### Task
Recast the listing, starting at its first line and ending at the line containing "tooltip-dd-value: -R$ 200", as a Markdown table with the columns Row and Listing line. Number each row, and leave out blank lines.

================

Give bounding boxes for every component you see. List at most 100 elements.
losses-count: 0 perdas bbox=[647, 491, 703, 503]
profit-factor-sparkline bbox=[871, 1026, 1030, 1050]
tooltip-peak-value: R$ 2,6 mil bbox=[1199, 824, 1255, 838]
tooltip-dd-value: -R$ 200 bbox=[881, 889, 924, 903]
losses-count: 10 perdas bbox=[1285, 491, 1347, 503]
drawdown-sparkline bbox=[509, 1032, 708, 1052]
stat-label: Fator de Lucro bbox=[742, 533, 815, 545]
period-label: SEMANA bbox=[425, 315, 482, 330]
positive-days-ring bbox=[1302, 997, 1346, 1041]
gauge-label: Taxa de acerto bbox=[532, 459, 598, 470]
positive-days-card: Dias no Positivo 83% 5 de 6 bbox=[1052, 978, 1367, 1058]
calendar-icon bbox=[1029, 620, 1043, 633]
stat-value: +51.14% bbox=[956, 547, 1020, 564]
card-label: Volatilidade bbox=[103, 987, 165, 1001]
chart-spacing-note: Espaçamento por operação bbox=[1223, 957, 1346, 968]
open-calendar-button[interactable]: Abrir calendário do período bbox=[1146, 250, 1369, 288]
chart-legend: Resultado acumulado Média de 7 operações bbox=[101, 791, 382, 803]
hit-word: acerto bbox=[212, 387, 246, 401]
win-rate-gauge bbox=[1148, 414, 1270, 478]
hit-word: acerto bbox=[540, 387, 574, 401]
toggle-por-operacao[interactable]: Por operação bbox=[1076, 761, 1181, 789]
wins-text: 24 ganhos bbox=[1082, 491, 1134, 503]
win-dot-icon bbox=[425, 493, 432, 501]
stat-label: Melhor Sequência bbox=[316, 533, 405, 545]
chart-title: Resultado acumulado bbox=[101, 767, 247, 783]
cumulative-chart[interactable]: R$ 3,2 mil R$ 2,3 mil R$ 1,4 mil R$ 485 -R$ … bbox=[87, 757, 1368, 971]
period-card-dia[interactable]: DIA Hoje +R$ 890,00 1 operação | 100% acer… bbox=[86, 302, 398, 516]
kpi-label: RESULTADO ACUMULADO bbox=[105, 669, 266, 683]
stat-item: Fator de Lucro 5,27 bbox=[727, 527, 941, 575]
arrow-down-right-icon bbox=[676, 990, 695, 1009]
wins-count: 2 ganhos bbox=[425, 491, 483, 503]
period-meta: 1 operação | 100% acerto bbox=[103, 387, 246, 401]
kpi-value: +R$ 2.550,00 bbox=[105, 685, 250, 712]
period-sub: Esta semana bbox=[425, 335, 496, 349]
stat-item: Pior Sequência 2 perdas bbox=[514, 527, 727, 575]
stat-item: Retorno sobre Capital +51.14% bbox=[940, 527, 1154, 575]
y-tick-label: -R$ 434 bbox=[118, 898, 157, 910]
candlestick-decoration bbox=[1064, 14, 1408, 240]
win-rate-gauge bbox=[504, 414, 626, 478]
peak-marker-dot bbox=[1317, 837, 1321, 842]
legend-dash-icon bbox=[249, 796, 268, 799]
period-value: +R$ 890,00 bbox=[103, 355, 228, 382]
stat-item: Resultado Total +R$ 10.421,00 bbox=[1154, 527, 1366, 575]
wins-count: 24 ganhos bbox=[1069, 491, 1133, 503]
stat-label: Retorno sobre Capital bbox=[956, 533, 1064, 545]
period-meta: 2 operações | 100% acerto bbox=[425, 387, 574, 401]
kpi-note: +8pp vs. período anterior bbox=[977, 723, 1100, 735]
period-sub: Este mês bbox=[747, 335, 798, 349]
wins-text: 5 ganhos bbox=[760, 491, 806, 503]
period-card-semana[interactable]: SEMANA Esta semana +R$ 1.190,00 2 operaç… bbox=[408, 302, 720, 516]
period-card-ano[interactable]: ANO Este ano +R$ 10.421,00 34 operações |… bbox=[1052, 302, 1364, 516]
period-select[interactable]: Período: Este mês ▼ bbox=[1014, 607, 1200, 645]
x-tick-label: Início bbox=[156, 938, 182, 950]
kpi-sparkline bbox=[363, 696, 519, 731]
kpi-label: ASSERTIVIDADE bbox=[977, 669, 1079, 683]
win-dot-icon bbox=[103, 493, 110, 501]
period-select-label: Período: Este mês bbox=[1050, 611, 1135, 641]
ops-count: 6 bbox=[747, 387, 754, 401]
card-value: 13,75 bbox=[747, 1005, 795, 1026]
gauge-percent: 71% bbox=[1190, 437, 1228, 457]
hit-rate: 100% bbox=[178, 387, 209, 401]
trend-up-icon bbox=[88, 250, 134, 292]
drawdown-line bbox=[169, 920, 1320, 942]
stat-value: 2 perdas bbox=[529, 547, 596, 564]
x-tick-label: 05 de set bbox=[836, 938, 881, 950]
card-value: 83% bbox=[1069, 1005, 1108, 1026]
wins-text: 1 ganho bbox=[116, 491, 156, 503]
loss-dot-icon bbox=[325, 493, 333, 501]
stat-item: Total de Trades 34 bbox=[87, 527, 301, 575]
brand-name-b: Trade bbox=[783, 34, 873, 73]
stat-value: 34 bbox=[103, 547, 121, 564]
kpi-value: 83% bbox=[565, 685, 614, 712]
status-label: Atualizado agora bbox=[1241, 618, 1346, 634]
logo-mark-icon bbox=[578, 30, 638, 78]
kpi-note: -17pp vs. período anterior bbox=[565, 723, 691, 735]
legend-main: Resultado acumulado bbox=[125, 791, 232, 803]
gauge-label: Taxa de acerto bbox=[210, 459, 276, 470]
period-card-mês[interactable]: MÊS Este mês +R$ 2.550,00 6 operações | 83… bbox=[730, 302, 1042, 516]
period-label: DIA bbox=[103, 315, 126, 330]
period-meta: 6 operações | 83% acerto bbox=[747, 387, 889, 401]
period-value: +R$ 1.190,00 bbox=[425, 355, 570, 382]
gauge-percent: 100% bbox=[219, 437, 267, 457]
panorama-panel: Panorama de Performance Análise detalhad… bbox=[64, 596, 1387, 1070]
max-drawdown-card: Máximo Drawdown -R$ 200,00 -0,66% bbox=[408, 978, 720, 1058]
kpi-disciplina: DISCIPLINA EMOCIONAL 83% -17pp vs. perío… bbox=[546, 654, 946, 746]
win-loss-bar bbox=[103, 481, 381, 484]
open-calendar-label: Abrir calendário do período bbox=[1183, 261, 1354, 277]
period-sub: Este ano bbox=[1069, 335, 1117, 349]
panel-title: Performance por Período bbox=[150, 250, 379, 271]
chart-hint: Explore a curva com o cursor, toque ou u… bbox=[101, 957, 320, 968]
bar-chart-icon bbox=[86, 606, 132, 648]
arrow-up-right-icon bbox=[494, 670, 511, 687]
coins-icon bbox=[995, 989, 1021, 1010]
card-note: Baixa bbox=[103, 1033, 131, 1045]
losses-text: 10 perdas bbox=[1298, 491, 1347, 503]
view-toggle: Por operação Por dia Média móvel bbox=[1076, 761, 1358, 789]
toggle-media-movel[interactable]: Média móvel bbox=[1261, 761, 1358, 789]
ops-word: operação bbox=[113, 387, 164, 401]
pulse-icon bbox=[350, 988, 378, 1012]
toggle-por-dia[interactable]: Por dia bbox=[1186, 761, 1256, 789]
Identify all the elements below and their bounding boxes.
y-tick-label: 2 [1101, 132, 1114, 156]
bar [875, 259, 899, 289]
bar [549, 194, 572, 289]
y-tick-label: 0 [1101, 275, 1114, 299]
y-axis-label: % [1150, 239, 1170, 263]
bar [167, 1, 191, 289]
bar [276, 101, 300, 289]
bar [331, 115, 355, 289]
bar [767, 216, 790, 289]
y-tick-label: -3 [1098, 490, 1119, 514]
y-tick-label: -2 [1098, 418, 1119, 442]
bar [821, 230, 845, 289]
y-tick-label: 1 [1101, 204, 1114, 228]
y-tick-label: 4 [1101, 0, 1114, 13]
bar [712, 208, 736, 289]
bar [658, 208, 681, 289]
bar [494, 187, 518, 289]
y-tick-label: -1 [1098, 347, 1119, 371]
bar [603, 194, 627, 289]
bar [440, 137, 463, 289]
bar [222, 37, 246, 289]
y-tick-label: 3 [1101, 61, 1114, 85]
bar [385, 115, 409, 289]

================

### Answer for this exercise
| Row | Listing line |
|---|---|
| 1 | Give bounding boxes for every component you see. List at most 100 elements. |
| 2 | losses-count: 0 perdas bbox=[647, 491, 703, 503] |
| 3 | profit-factor-sparkline bbox=[871, 1026, 1030, 1050] |
| 4 | tooltip-peak-value: R$ 2,6 mil bbox=[1199, 824, 1255, 838] |
| 5 | tooltip-dd-value: -R$ 200 bbox=[881, 889, 924, 903] |